--- PROVIDED TEXT ---
[Start of section]

No Dave the kid should not be muzzled it's the irresponsible parents that I want to muzzle. Better still I would like to castrate such parents. Did anyone watch the reportage on TV about a lady that had 5 kids from 5 different men? Bless her as she could not keep her legs closed . If I remember correctly then she was only 23!
I am in my early forties and have a few friends in their mid twenties who've got children and the differencies of how mine and their kids are/were raised couldn't be bigger.
So I'd rather be constructive here than generalising and put down what i successfully did with my own offspring and my daycare boy!
re:child being touched by strangers
- touching someones child is a strict no-no to anyone whatever their age.
It may sound crass but when my eldest was in her pram older people just touched her and stroked her face, so I touched them too,obviously they did were startled if not shocked and I simply said, see you don't like that either and i don't want you touching my child!
What also helped was saying very loud : 'Was söu das?' or ' Was machet dir da?' ( what are you doing?) because this will have a few heads turning, most people will get very embarassed and leave you be.
For busybodies who berate you on your childs not wearing a hat,open parka etc, you simply say :' Das geit öich nüt aa' ( this is of no regard to you )
re: how to shop with toddlers
First and foremost plan enough time for shopping, especially with a toddler or two in tow.....I found that my bratz were more unruly when they sensed that i was in a hurry,but almost never acted up when we had enough time ..
When shopping I always had the baby on me in a Snuggly/Tragetuech,this ensured I had both hands free,one of the toddler and one for putting stuff in the caddy.
By the time the younger ones were about two and four years old they both had mini caddies ( our migros didn' thave them then) I made them 'writing' a shopping list and they carried their own small shopping bags,they felt important at being able to do their own shopping and honestly never acted up.I also NEVER ever bought them anything when they were shopping with me,so as not to encourage tantrums,for me it worked.

[End of section]

--- DATA LISTING ---
[Start of section]

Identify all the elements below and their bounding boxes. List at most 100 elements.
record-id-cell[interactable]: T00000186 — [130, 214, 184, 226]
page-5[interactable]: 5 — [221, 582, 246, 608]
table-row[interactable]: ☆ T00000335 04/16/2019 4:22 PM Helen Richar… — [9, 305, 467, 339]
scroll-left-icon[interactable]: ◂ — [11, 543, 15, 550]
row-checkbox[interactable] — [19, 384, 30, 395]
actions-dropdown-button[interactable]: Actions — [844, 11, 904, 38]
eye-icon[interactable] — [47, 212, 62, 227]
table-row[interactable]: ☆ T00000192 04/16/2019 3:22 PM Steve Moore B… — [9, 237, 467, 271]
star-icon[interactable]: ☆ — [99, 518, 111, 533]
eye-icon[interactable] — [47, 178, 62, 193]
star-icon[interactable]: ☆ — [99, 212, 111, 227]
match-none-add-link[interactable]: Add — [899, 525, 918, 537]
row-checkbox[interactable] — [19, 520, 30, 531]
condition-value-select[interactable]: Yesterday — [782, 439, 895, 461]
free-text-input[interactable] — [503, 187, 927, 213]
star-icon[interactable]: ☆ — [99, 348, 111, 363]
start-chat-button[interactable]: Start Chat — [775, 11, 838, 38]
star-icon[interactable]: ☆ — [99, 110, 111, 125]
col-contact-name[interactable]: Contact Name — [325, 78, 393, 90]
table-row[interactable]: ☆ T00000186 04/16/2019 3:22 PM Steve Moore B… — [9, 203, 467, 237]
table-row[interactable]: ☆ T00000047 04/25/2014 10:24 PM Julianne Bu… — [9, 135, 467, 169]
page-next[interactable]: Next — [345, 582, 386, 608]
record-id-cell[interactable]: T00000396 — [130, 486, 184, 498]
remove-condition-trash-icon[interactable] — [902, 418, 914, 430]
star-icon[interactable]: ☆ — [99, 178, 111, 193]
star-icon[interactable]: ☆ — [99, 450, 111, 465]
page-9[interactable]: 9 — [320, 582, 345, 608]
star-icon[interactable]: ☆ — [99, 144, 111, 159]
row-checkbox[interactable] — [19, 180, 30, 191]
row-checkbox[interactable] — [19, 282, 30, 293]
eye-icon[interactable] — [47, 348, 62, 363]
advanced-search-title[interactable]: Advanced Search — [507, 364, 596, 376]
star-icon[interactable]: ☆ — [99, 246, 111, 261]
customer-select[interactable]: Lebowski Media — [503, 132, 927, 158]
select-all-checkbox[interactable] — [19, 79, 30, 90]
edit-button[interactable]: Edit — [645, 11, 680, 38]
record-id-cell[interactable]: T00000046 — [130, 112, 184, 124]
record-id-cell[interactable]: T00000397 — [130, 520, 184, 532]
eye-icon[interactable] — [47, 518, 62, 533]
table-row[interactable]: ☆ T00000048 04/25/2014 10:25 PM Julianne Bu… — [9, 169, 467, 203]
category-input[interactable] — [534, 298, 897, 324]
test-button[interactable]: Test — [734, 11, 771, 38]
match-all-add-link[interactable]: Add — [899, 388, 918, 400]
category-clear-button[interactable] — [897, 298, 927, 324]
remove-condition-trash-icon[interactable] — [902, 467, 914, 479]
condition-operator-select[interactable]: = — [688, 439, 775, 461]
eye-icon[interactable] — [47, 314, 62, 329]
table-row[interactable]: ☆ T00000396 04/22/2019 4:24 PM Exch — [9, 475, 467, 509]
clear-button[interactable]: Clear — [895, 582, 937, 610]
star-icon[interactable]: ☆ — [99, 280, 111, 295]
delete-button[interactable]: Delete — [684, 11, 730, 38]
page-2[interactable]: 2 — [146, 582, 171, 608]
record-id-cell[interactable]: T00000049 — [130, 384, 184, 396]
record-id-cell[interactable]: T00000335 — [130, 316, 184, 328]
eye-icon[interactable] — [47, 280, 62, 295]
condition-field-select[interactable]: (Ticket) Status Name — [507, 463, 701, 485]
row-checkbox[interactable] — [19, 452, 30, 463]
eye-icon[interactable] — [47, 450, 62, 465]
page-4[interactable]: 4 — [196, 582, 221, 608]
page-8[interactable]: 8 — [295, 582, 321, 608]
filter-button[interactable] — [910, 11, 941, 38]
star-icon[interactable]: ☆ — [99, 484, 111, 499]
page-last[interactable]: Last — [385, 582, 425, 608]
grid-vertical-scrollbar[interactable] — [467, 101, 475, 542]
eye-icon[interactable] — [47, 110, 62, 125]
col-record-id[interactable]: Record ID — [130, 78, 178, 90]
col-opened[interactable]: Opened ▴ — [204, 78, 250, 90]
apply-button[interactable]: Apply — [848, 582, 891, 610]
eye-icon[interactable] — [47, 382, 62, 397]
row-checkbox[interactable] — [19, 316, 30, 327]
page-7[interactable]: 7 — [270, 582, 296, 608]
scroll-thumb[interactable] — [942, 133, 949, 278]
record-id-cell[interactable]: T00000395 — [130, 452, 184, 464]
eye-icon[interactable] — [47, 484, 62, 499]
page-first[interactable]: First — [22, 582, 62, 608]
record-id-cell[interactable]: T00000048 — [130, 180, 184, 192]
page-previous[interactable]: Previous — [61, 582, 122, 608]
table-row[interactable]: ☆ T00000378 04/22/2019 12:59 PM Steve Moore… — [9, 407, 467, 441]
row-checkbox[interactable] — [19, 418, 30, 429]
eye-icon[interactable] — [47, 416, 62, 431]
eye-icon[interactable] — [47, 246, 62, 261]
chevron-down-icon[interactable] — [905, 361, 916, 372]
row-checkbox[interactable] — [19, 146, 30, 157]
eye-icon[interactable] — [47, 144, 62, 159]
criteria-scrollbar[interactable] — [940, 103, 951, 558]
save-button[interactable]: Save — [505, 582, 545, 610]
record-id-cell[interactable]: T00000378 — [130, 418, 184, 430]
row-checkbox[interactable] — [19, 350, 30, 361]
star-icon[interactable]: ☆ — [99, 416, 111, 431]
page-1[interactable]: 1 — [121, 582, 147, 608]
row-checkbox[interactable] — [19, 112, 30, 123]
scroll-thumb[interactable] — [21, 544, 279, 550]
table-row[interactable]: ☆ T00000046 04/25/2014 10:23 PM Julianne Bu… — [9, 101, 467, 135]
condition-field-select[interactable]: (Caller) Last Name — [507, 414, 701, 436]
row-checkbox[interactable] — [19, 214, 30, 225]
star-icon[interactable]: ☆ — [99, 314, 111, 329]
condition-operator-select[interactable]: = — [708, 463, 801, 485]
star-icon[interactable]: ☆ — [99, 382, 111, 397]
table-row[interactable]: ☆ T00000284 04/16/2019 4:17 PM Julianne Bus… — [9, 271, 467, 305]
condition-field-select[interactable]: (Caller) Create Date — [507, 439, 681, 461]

[End of section]

--- PROBLEMS TO WORK ON ---
[1] In the parenting post, what does the writer say to busybodies who criticize a child for not wearing a hat or having an open parka?
[2] Turn the paragraph of the parenting post that begins "By the time the younger ones" into a bulleted list that keeps its main facts.
[3] Resume the parenting post from where it stops, keeping its tone.

--- ANSWERS TO EACH TASK ---
[1] The writer says 'Das geit öich nüt aa', meaning "this is of no regard to you."

[2]
- When the younger children were about two and four, each had a mini shopping caddy. The local Migros didn't have them then.
- The children "wrote" a shopping list and carried their own small shopping bags.
- Doing their own shopping made them feel important, and they never acted up.
- The writer never bought them anything while they were shopping together, so as not to encourage tantrums, and this worked.

[3]
When the younger ones were a baby and toddler,I put the shopping after the till in the caddy and then put the kids first in their carseats where they were looking at books etc and only THEN packed everything up in bags.
re Snotty kids
A fixed item of their dressing in winter was a dyed cloth nappy ( stoffwindel) tied around their neck and i carried always two spare ones in my handbag.Quick and easy to wipe off snot,absorb driping saliva and to wipe off the occasional chocolate smear and can be washed at 60C° (when coloured) or 95° (white)
All my bratz,when they were between 1-2 years old, were put on a harness with a cord attached to it, when we went out for a walk be it in town or at the shores of the lake/canal,every parent knows that one can get distracted and that toddlers can be quicker than lightning sometimes.....so it's not only for the tots safety but also a little for the parents peace of mind,but this does not mean that when shopping in town and meeting a friend in the street you have the liberty of nattering away hours.....
well just my two cents on a few things
I don't mean to preach, but I think senior citizens should be accorded a certain degree of respect no matter how batty they may seem.